▸ **TEKS PILIHAN**:

Gasifikasi

Anak BUMI Bakal Produksi 2,8 Juta Methanol di 2025

Rahajeng Kusumo Hastuti, CNBC Indonesia
24 November 2020 14:41
Tambang Kaltim Prima Coal
Foto: Wahyu Daniel

Jakarta, CNBC Indonesia- Indonesia semakin gencar menggerakan hilirisasi batu bara melalui gasifikasi batu bara. Saat ini ada tiga perusahaan yang dinilai paling siap dalam menjalankan proyek gasifikasi dengan menyelesaikan studi kelayakan ataupun pra kajian.

Salah satunya adalah PT Arutmin Indonesia, anak usaha dari perusahaan batu bara terbesar PT Bumi Resources Tbk (BUMI) yang akan mengolah dari batu bara menjadi methanol.

▸ **LATIHAN SINGKAT**: Tuliskan ulang seluruh artikel tentang gasifikasi batu bara di atas tanpa mengubah satu kata pun.

(Daftar elemen dan area)
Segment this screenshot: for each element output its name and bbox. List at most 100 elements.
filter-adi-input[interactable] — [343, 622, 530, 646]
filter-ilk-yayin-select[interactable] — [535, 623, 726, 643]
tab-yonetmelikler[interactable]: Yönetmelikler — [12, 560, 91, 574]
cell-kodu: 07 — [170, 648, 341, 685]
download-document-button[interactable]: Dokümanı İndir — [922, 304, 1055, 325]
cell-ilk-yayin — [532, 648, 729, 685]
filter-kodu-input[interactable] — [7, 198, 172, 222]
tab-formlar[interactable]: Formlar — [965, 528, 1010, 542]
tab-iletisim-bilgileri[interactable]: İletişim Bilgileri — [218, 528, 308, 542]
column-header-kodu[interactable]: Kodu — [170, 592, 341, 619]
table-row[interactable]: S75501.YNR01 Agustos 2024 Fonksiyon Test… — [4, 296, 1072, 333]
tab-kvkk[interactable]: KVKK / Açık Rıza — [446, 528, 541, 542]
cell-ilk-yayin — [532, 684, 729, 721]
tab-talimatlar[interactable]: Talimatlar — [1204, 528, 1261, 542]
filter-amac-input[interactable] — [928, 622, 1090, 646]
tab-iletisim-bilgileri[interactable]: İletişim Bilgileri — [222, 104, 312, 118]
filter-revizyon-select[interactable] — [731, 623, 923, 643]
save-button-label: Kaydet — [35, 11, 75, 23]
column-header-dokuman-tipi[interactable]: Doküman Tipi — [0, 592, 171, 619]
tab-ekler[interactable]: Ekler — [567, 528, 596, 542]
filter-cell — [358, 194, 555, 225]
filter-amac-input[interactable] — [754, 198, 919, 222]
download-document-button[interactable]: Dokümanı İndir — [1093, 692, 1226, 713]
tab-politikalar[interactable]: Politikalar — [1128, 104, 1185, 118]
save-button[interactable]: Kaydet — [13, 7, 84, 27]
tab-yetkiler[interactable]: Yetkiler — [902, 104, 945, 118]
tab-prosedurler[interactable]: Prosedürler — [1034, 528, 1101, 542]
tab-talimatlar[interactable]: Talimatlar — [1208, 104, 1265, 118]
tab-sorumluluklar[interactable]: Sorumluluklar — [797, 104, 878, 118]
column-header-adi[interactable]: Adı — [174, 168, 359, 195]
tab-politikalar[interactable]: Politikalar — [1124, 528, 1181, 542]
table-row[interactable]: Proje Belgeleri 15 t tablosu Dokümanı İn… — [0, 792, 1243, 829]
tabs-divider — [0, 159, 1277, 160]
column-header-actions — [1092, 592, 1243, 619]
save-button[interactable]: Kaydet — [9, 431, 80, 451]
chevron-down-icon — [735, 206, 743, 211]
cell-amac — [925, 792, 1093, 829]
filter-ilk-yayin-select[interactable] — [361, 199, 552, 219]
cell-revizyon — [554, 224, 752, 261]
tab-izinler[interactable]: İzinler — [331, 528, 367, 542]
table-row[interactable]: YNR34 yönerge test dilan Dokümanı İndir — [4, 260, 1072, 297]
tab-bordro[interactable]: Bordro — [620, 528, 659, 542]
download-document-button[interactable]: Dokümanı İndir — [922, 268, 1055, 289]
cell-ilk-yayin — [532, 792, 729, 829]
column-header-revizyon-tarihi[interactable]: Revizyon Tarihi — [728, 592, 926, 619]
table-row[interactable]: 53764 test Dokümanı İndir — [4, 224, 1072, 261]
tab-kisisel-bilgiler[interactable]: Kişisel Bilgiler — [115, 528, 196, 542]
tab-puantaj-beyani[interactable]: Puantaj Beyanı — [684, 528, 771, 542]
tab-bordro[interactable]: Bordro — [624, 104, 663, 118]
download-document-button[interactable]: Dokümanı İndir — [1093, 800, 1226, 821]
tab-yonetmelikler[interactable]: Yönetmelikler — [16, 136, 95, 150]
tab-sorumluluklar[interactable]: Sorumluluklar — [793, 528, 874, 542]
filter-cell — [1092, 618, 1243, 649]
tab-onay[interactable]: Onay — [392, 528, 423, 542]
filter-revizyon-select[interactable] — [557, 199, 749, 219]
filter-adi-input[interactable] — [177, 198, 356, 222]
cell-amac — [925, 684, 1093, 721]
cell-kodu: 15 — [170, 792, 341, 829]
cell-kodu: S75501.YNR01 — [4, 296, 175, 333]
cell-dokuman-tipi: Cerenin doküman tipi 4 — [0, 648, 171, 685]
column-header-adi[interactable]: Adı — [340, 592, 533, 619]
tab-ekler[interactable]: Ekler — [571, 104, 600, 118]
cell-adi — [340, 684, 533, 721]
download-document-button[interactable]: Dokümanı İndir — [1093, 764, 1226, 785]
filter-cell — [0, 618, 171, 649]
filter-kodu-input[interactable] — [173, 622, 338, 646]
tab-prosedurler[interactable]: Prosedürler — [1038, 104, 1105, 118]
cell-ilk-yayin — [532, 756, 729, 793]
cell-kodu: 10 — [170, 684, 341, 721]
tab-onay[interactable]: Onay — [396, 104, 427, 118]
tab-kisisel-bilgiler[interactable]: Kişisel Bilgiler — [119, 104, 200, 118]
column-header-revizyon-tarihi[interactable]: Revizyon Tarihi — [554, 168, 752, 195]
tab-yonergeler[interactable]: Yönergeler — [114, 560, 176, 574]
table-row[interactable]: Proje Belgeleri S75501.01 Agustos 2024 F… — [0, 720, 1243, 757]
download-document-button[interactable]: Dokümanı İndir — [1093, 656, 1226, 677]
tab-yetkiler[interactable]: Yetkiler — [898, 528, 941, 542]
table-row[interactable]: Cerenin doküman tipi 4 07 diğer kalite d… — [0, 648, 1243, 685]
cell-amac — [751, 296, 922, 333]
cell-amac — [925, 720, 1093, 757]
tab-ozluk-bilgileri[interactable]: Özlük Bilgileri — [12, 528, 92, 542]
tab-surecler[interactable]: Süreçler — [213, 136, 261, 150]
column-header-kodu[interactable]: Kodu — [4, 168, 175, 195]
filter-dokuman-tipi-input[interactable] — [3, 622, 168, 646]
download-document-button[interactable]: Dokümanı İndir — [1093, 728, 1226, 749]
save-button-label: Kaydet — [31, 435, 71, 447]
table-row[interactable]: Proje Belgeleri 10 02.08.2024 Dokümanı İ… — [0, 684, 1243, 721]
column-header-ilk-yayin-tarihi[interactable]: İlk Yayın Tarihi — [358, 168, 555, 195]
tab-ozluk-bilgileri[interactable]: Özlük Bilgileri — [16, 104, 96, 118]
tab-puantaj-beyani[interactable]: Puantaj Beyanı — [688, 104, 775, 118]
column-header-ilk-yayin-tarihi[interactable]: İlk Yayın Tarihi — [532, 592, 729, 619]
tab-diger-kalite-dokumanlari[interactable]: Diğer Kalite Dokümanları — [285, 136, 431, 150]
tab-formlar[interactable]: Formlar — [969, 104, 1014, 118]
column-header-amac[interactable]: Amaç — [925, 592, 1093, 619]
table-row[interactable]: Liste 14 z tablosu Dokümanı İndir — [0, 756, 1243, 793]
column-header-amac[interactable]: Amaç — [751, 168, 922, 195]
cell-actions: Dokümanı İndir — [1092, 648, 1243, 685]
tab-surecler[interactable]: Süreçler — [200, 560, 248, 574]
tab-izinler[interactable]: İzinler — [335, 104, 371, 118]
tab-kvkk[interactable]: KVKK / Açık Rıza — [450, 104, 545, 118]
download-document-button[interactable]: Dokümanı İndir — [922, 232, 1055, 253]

▸ **HASIL YANG DIHARAPKAN**:
Gasifikasi

Anak BUMI Bakal Produksi 2,8 Juta Methanol di 2025

Rahajeng Kusumo Hastuti, CNBC Indonesia
24 November 2020 14:41
Tambang Kaltim Prima Coal
Foto: Wahyu Daniel

Jakarta, CNBC Indonesia- Indonesia semakin gencar menggerakan hilirisasi batu bara melalui gasifikasi batu bara. Saat ini ada tiga perusahaan yang dinilai paling siap dalam menjalankan proyek gasifikasi dengan menyelesaikan studi kelayakan ataupun pra kajian.

Salah satunya adalah PT Arutmin Indonesia, anak usaha dari perusahaan batu bara terbesar PT Bumi Resources Tbk (BUMI) yang akan mengolah dari batu bara menjadi methanol.